** SUPPLIED RECORDS **
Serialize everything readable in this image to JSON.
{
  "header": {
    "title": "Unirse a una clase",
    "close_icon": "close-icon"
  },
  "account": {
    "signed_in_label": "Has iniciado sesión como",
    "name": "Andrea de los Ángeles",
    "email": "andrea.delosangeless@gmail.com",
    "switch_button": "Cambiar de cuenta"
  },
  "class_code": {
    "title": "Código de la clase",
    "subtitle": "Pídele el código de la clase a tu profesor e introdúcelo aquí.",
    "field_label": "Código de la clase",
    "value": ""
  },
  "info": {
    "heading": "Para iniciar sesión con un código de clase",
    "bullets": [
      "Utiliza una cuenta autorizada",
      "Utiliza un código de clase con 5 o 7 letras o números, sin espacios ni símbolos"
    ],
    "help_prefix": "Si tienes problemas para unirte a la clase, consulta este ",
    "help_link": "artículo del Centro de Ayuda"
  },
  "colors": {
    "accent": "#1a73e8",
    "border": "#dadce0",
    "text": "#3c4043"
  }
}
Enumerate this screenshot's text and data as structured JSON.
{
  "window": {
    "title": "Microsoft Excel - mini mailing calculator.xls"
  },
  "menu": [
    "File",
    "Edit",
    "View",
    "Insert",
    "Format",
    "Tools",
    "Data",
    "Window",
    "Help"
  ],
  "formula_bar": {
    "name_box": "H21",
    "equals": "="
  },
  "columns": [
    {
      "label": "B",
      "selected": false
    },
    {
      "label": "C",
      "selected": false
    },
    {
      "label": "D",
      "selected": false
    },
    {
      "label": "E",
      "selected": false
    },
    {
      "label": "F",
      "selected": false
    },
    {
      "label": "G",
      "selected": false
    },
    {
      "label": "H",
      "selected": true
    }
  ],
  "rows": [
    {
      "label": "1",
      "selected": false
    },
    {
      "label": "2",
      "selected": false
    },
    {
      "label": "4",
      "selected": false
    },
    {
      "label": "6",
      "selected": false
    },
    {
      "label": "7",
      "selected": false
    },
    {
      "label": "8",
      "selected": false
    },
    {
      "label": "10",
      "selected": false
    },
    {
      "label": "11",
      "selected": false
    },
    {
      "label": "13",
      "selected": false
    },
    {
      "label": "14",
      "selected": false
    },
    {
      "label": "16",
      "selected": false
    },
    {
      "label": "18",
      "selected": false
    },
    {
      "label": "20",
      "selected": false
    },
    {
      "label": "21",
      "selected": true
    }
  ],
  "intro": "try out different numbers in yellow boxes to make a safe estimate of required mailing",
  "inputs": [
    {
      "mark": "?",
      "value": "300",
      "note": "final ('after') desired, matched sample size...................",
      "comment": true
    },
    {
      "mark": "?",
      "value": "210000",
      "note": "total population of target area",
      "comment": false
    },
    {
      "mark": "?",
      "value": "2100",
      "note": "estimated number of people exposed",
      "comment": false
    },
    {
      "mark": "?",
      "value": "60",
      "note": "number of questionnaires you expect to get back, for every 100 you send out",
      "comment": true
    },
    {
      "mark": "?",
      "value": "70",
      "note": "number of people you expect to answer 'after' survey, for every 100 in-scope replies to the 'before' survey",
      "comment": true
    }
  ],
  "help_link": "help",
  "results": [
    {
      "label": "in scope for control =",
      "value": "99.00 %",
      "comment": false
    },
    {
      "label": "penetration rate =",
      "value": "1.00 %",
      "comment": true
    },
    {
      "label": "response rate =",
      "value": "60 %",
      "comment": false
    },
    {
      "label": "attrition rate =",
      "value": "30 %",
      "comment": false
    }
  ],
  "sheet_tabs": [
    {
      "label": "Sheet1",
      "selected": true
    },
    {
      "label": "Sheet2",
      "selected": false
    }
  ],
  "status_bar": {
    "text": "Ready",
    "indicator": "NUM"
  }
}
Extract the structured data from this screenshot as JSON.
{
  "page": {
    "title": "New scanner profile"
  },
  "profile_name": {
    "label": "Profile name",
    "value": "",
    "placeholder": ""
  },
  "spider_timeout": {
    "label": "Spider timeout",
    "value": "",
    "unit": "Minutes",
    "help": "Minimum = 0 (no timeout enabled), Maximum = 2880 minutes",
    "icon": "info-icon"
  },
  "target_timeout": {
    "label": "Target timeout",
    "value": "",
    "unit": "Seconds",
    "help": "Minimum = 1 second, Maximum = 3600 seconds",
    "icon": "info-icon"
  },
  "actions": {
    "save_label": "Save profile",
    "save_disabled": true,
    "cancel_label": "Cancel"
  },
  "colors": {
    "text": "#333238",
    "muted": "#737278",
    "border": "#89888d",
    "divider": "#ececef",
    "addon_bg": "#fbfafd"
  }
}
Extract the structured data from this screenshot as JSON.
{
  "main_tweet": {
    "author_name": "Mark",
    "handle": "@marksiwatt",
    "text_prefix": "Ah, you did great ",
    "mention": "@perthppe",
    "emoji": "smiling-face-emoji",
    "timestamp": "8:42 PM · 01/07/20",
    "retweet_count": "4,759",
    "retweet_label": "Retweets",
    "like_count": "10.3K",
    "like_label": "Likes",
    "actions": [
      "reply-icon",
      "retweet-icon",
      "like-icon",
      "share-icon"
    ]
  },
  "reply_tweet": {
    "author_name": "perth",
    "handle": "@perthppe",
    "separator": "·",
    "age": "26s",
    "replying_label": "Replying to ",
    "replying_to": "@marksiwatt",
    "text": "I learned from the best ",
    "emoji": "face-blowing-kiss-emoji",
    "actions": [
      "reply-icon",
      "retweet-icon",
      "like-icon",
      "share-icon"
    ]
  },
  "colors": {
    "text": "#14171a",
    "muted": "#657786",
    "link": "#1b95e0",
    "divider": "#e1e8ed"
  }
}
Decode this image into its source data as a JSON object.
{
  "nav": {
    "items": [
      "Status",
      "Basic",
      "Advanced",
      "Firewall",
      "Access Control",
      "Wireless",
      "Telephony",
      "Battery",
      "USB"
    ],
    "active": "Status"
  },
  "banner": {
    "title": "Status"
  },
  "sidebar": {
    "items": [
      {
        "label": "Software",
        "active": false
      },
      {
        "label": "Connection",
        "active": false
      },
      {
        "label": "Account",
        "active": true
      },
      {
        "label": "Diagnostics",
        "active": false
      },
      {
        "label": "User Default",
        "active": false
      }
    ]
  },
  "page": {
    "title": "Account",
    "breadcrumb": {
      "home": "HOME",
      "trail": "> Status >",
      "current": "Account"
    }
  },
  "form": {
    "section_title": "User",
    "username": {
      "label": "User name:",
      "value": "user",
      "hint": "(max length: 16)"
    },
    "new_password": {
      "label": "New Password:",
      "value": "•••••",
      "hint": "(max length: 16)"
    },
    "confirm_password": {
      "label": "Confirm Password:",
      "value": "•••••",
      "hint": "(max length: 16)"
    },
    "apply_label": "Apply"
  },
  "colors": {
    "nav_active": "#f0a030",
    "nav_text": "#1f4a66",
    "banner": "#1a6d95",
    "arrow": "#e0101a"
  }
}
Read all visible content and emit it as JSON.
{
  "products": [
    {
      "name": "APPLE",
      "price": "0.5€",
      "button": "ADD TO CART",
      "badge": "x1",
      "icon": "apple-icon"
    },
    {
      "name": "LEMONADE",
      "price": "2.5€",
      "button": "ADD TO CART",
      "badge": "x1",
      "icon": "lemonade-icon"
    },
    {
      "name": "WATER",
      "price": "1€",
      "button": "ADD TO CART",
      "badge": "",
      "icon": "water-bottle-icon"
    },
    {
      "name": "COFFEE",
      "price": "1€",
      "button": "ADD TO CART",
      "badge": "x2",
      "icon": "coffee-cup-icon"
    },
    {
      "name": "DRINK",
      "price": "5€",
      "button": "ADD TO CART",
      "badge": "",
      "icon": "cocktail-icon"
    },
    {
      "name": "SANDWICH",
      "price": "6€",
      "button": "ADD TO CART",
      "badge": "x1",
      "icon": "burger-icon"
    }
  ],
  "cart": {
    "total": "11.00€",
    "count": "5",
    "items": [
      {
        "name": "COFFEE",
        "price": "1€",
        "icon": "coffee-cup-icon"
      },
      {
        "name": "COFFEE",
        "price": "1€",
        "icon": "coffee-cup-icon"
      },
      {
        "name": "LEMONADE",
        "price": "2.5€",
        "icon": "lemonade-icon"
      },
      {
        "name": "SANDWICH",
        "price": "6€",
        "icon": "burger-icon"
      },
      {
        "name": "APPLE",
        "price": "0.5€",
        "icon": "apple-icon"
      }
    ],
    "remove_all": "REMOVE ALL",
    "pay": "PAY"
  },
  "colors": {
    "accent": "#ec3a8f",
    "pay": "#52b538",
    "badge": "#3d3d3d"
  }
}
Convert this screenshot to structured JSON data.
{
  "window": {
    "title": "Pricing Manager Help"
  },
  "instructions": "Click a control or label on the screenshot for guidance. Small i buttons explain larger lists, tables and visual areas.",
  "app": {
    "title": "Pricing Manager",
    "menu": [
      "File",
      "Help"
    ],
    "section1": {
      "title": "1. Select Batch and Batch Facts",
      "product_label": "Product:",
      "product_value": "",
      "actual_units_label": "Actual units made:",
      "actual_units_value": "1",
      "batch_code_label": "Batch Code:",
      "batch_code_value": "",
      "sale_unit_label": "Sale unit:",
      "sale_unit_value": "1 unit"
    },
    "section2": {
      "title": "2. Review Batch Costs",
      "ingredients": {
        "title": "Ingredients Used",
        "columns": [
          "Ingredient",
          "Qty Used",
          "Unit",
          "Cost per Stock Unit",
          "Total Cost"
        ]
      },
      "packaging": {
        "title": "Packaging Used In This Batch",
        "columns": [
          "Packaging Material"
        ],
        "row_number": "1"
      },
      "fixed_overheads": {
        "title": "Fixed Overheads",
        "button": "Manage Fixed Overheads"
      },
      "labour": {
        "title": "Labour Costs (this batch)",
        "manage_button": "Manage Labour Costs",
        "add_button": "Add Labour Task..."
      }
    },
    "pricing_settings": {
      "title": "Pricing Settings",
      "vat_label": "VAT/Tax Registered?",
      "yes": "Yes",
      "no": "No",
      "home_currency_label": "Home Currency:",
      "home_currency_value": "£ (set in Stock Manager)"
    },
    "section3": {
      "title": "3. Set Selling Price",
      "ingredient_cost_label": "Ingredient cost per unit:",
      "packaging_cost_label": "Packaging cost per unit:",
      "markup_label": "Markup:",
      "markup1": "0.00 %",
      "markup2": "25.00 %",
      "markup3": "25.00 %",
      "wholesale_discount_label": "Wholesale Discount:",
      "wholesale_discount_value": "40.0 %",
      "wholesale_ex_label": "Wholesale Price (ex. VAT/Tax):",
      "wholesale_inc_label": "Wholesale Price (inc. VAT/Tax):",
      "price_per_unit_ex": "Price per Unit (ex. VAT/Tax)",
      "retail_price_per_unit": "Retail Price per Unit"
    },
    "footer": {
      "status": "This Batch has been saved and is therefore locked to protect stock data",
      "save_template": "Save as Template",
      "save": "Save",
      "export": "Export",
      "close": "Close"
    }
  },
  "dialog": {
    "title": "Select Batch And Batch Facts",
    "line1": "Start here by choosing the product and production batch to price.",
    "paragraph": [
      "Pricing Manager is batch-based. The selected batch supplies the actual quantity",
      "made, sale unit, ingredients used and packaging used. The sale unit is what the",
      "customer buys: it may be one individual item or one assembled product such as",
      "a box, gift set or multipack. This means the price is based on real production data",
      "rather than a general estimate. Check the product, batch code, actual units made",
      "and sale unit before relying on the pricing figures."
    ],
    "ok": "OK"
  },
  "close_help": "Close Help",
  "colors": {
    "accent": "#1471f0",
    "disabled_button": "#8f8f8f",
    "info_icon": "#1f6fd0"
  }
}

** YOUR TASK **
Scan the material above for the word "Minimum". Copy each line where it occurs.

** ANSWER FOR THIS EXERCISE **
    "help": "Minimum = 0 (no timeout enabled), Maximum = 2880 minutes",
    "help": "Minimum = 1 second, Maximum = 3600 seconds",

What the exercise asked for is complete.